§ **What is required**:
Could you repeat the records below exactly, leaving out any pictures?

Start of Rows

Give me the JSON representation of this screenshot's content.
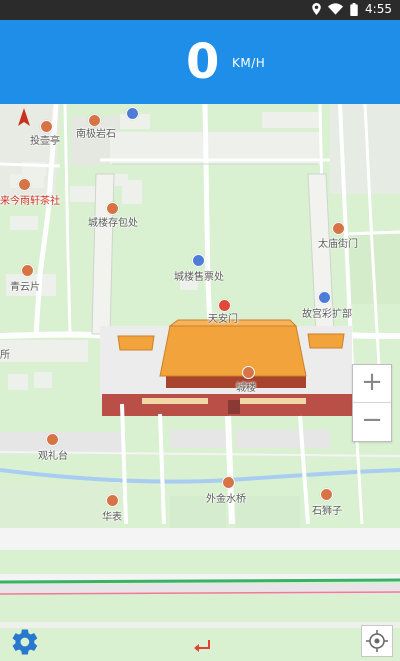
{
  "status": {
    "time": "4:55"
  },
  "speedometer": {
    "value": "0",
    "unit": "KM/H"
  },
  "map": {
    "pois": [
      {
        "name": "南极岩石"
      },
      {
        "name": "投壶亭"
      },
      {
        "name": "来今雨轩茶社"
      },
      {
        "name": "城楼存包处"
      },
      {
        "name": "青云片"
      },
      {
        "name": "城楼售票处"
      },
      {
        "name": "天安门"
      },
      {
        "name": "太庙街门"
      },
      {
        "name": "故宫彩扩部"
      },
      {
        "name": "城楼"
      },
      {
        "name": "观礼台"
      },
      {
        "name": "外金水桥"
      },
      {
        "name": "华表"
      },
      {
        "name": "石狮子"
      },
      {
        "name": "所"
      }
    ]
  },
  "controls": {
    "zoom_in": "+",
    "zoom_out": "−"
  },
  "colors": {
    "header": "#1f8ee8",
    "status_bar": "#2b2b2b",
    "park_green": "#d9f0d1",
    "river": "#a9cdf2",
    "roof": "#f2a33c",
    "wall_red": "#b94f47"
  }
}
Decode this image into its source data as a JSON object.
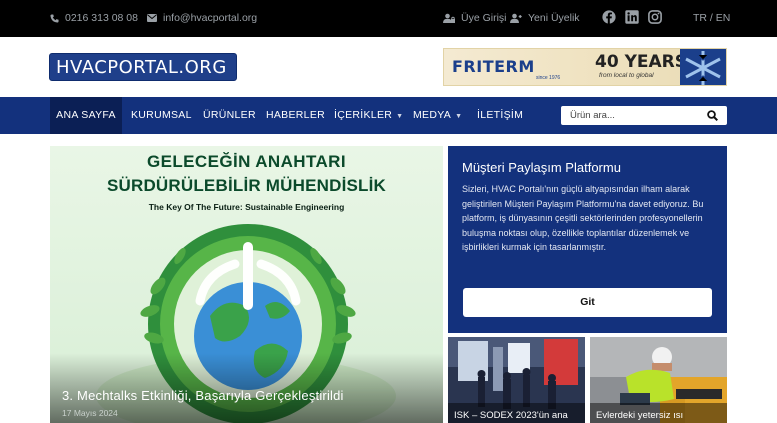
{
  "topbar": {
    "phone": "0216 313 08 08",
    "email": "info@hvacportal.org",
    "login": "Üye Girişi",
    "register": "Yeni Üyelik",
    "lang": "TR / EN"
  },
  "header": {
    "logo_text_a": "HVACPORTAL",
    "logo_text_b": ".ORG",
    "banner": {
      "brand": "FRITERM",
      "since": "since 1976",
      "years": "40 YEARS",
      "tagline": "from local to global"
    }
  },
  "nav": {
    "items": [
      "ANA SAYFA",
      "KURUMSAL",
      "ÜRÜNLER",
      "HABERLER",
      "İÇERİKLER",
      "MEDYA",
      "İLETİŞİM"
    ],
    "search_placeholder": "Ürün ara..."
  },
  "hero": {
    "headline_1": "GELECEĞİN ANAHTARI",
    "headline_2": "SÜRDÜRÜLEBİLİR MÜHENDİSLİK",
    "headline_3": "The Key Of The Future: Sustainable Engineering",
    "caption": "3. Mechtalks Etkinliği, Başarıyla Gerçekleştirildi",
    "date": "17 Mayıs 2024"
  },
  "platform": {
    "title": "Müşteri Paylaşım Platformu",
    "body": "Sizleri, HVAC Portalı'nın güçlü altyapısından ilham alarak geliştirilen Müşteri Paylaşım Platformu'na davet ediyoruz. Bu platform, iş dünyasının çeşitli sektörlerinden profesyonellerin buluşma noktası olup, özellikle toplantılar düzenlemek ve işbirlikleri kurmak için tasarlanmıştır.",
    "button": "Git"
  },
  "thumbs": [
    {
      "caption": "ISK – SODEX 2023'ün ana"
    },
    {
      "caption": "Evlerdeki yetersiz ısı"
    }
  ],
  "colors": {
    "nav_bg": "#13317d",
    "nav_active": "#0b1f55",
    "topbar_bg": "#000000",
    "brand_red": "#e21f26"
  }
}
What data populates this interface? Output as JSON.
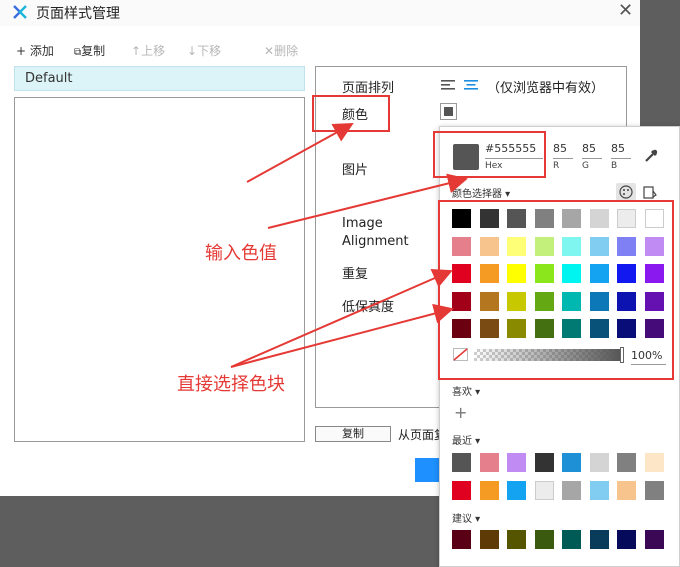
{
  "window": {
    "title": "页面样式管理",
    "close_glyph": "✕"
  },
  "toolbar": {
    "add": "+ 添加",
    "copy": "复制",
    "up": "上移",
    "down": "下移",
    "delete": "删除"
  },
  "style_list": {
    "items": [
      "Default"
    ]
  },
  "props": {
    "arrange_label": "页面排列",
    "browser_note": "（仅浏览器中有效）",
    "color_label": "颜色",
    "image_label": "图片",
    "image_alignment_label": [
      "Image",
      "Alignment"
    ],
    "repeat_label": "重复",
    "fidelity_label": "低保真度"
  },
  "bottom": {
    "copy_button": "复制",
    "copy_from": "从页面复"
  },
  "picker": {
    "current_hex": "#555555",
    "hex_label": "Hex",
    "r": "85",
    "g": "85",
    "b": "85",
    "r_label": "R",
    "g_label": "G",
    "b_label": "B",
    "selector_label": "颜色选择器 ▾",
    "opacity": "100%",
    "favorites_label": "喜欢 ▾",
    "add_glyph": "+",
    "recent_label": "最近 ▾",
    "suggest_label": "建议 ▾",
    "palette_rows": [
      [
        "#000000",
        "#333333",
        "#555555",
        "#808080",
        "#a6a6a6",
        "#d4d4d4",
        "#ececec",
        "#ffffff"
      ],
      [
        "#e57f8b",
        "#f7c48e",
        "#ffff77",
        "#c3f07a",
        "#7ff6f0",
        "#80cdf1",
        "#8080f5",
        "#c18bf4"
      ],
      [
        "#e00020",
        "#f59a23",
        "#ffff00",
        "#8be71b",
        "#00f5f0",
        "#14a3f0",
        "#1219f0",
        "#8a19f0"
      ],
      [
        "#a20018",
        "#b57620",
        "#c8c800",
        "#64a813",
        "#00b8b0",
        "#0c78b8",
        "#0d13b0",
        "#6510b0"
      ],
      [
        "#6b0010",
        "#7a4c14",
        "#8a8a00",
        "#447012",
        "#007a73",
        "#08527a",
        "#090d78",
        "#450b78"
      ]
    ],
    "recent_rows": [
      [
        "#555555",
        "#e57f8b",
        "#c18bf4",
        "#333333",
        "#1e90d6",
        "#d4d4d4",
        "#808080",
        "#fde6c8"
      ],
      [
        "#e00020",
        "#f59a23",
        "#14a3f0",
        "#ececec",
        "#a6a6a6",
        "#80cdf1",
        "#f7c48e",
        "#808080"
      ]
    ],
    "suggest_row": [
      "#5a0016",
      "#5e3a06",
      "#555500",
      "#3a5a10",
      "#005a55",
      "#093c5a",
      "#050a5a",
      "#3a0855"
    ]
  },
  "annotations": {
    "input_value": "输入色值",
    "direct_pick": "直接选择色块"
  },
  "colors": {
    "accent_red": "#e53935",
    "primary_blue": "#1e90ff",
    "selected_row": "#dcf4f7"
  }
}
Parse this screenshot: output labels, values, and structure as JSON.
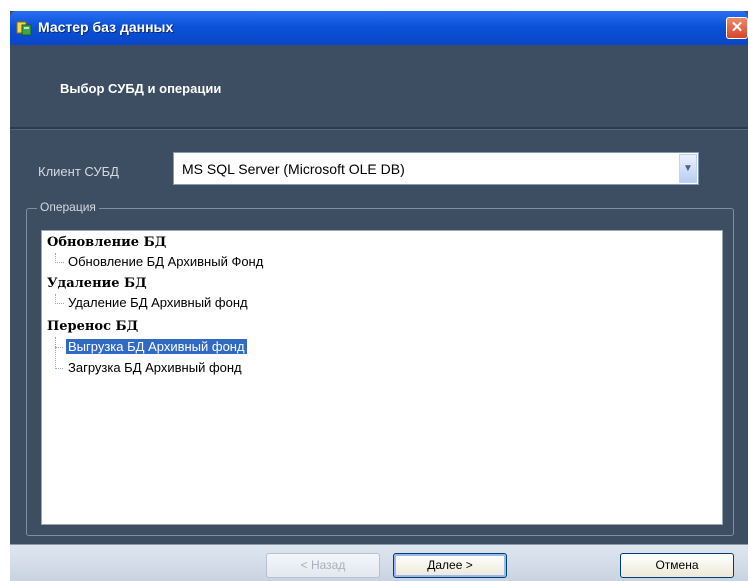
{
  "window": {
    "title": "Мастер баз данных",
    "icons": {
      "app": "database-icon",
      "close": "close-icon"
    }
  },
  "header": {
    "title": "Выбор СУБД и операции"
  },
  "client": {
    "label": "Клиент СУБД",
    "value": "MS SQL Server (Microsoft OLE DB)",
    "dropdown_icon": "chevron-down-icon"
  },
  "operations": {
    "legend": "Операция",
    "groups": [
      {
        "label": "Обновление БД",
        "items": [
          {
            "label": "Обновление БД Архивный Фонд",
            "selected": false
          }
        ]
      },
      {
        "label": "Удаление БД",
        "items": [
          {
            "label": "Удаление БД Архивный фонд",
            "selected": false
          }
        ]
      },
      {
        "label": "Перенос БД",
        "items": [
          {
            "label": "Выгрузка БД Архивный фонд",
            "selected": true
          },
          {
            "label": "Загрузка БД Архивный фонд",
            "selected": false
          }
        ]
      }
    ]
  },
  "buttons": {
    "back": "< Назад",
    "next": "Далее >",
    "cancel": "Отмена"
  },
  "colors": {
    "title_bar": "#0a52d8",
    "panel": "#3d4d62",
    "selection": "#316ac5"
  }
}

End of Rows

§ **Exercise response**:
Give me the JSON representation of this screenshot's content.
{
  "status": {
    "time": "4:55"
  },
  "speedometer": {
    "value": "0",
    "unit": "KM/H"
  },
  "map": {
    "pois": [
      {
        "name": "南极岩石"
      },
      {
        "name": "投壶亭"
      },
      {
        "name": "来今雨轩茶社"
      },
      {
        "name": "城楼存包处"
      },
      {
        "name": "青云片"
      },
      {
        "name": "城楼售票处"
      },
      {
        "name": "天安门"
      },
      {
        "name": "太庙街门"
      },
      {
        "name": "故宫彩扩部"
      },
      {
        "name": "城楼"
      },
      {
        "name": "观礼台"
      },
      {
        "name": "外金水桥"
      },
      {
        "name": "华表"
      },
      {
        "name": "石狮子"
      },
      {
        "name": "所"
      }
    ]
  },
  "controls": {
    "zoom_in": "+",
    "zoom_out": "−"
  },
  "colors": {
    "header": "#1f8ee8",
    "status_bar": "#2b2b2b",
    "park_green": "#d9f0d1",
    "river": "#a9cdf2",
    "roof": "#f2a33c",
    "wall_red": "#b94f47"
  }
}
Decode this image into its source data as a JSON object.
{
  "topbar": {
    "phone": "0216 313 08 08",
    "email": "info@hvacportal.org",
    "login": "Üye Girişi",
    "register": "Yeni Üyelik",
    "lang": "TR / EN"
  },
  "header": {
    "logo_text_a": "HVACPORTAL",
    "logo_text_b": ".ORG",
    "banner": {
      "brand": "FRITERM",
      "since": "since 1976",
      "years": "40 YEARS",
      "tagline": "from local to global"
    }
  },
  "nav": {
    "items": [
      "ANA SAYFA",
      "KURUMSAL",
      "ÜRÜNLER",
      "HABERLER",
      "İÇERİKLER",
      "MEDYA",
      "İLETİŞİM"
    ],
    "search_placeholder": "Ürün ara..."
  },
  "hero": {
    "headline_1": "GELECEĞİN ANAHTARI",
    "headline_2": "SÜRDÜRÜLEBİLİR MÜHENDİSLİK",
    "headline_3": "The Key Of The Future: Sustainable Engineering",
    "caption": "3. Mechtalks Etkinliği, Başarıyla Gerçekleştirildi",
    "date": "17 Mayıs 2024"
  },
  "platform": {
    "title": "Müşteri Paylaşım Platformu",
    "body": "Sizleri, HVAC Portalı'nın güçlü altyapısından ilham alarak geliştirilen Müşteri Paylaşım Platformu'na davet ediyoruz. Bu platform, iş dünyasının çeşitli sektörlerinden profesyonellerin buluşma noktası olup, özellikle toplantılar düzenlemek ve işbirlikleri kurmak için tasarlanmıştır.",
    "button": "Git"
  },
  "thumbs": [
    {
      "caption": "ISK – SODEX 2023'ün ana"
    },
    {
      "caption": "Evlerdeki yetersiz ısı"
    }
  ],
  "colors": {
    "nav_bg": "#13317d",
    "nav_active": "#0b1f55",
    "topbar_bg": "#000000",
    "brand_red": "#e21f26"
  }
}
What data populates this interface? Output as JSON.
{
  "window": {
    "title": "页面样式管理",
    "close_glyph": "✕"
  },
  "toolbar": {
    "add": "+ 添加",
    "copy": "复制",
    "up": "上移",
    "down": "下移",
    "delete": "删除"
  },
  "style_list": {
    "items": [
      "Default"
    ]
  },
  "props": {
    "arrange_label": "页面排列",
    "browser_note": "（仅浏览器中有效）",
    "color_label": "颜色",
    "image_label": "图片",
    "image_alignment_label": [
      "Image",
      "Alignment"
    ],
    "repeat_label": "重复",
    "fidelity_label": "低保真度"
  },
  "bottom": {
    "copy_button": "复制",
    "copy_from": "从页面复"
  },
  "picker": {
    "current_hex": "#555555",
    "hex_label": "Hex",
    "r": "85",
    "g": "85",
    "b": "85",
    "r_label": "R",
    "g_label": "G",
    "b_label": "B",
    "selector_label": "颜色选择器 ▾",
    "opacity": "100%",
    "favorites_label": "喜欢 ▾",
    "add_glyph": "+",
    "recent_label": "最近 ▾",
    "suggest_label": "建议 ▾",
    "palette_rows": [
      [
        "#000000",
        "#333333",
        "#555555",
        "#808080",
        "#a6a6a6",
        "#d4d4d4",
        "#ececec",
        "#ffffff"
      ],
      [
        "#e57f8b",
        "#f7c48e",
        "#ffff77",
        "#c3f07a",
        "#7ff6f0",
        "#80cdf1",
        "#8080f5",
        "#c18bf4"
      ],
      [
        "#e00020",
        "#f59a23",
        "#ffff00",
        "#8be71b",
        "#00f5f0",
        "#14a3f0",
        "#1219f0",
        "#8a19f0"
      ],
      [
        "#a20018",
        "#b57620",
        "#c8c800",
        "#64a813",
        "#00b8b0",
        "#0c78b8",
        "#0d13b0",
        "#6510b0"
      ],
      [
        "#6b0010",
        "#7a4c14",
        "#8a8a00",
        "#447012",
        "#007a73",
        "#08527a",
        "#090d78",
        "#450b78"
      ]
    ],
    "recent_rows": [
      [
        "#555555",
        "#e57f8b",
        "#c18bf4",
        "#333333",
        "#1e90d6",
        "#d4d4d4",
        "#808080",
        "#fde6c8"
      ],
      [
        "#e00020",
        "#f59a23",
        "#14a3f0",
        "#ececec",
        "#a6a6a6",
        "#80cdf1",
        "#f7c48e",
        "#808080"
      ]
    ],
    "suggest_row": [
      "#5a0016",
      "#5e3a06",
      "#555500",
      "#3a5a10",
      "#005a55",
      "#093c5a",
      "#050a5a",
      "#3a0855"
    ]
  },
  "annotations": {
    "input_value": "输入色值",
    "direct_pick": "直接选择色块"
  },
  "colors": {
    "accent_red": "#e53935",
    "primary_blue": "#1e90ff",
    "selected_row": "#dcf4f7"
  }
}
Parse this screenshot: output labels, values, and structure as JSON.
{
  "window": {
    "title": "Мастер баз данных",
    "icons": {
      "app": "database-icon",
      "close": "close-icon"
    }
  },
  "header": {
    "title": "Выбор СУБД и операции"
  },
  "client": {
    "label": "Клиент СУБД",
    "value": "MS SQL Server (Microsoft OLE DB)",
    "dropdown_icon": "chevron-down-icon"
  },
  "operations": {
    "legend": "Операция",
    "groups": [
      {
        "label": "Обновление БД",
        "items": [
          {
            "label": "Обновление БД Архивный Фонд",
            "selected": false
          }
        ]
      },
      {
        "label": "Удаление БД",
        "items": [
          {
            "label": "Удаление БД Архивный фонд",
            "selected": false
          }
        ]
      },
      {
        "label": "Перенос БД",
        "items": [
          {
            "label": "Выгрузка БД Архивный фонд",
            "selected": true
          },
          {
            "label": "Загрузка БД Архивный фонд",
            "selected": false
          }
        ]
      }
    ]
  },
  "buttons": {
    "back": "< Назад",
    "next": "Далее >",
    "cancel": "Отмена"
  },
  "colors": {
    "title_bar": "#0a52d8",
    "panel": "#3d4d62",
    "selection": "#316ac5"
  }
}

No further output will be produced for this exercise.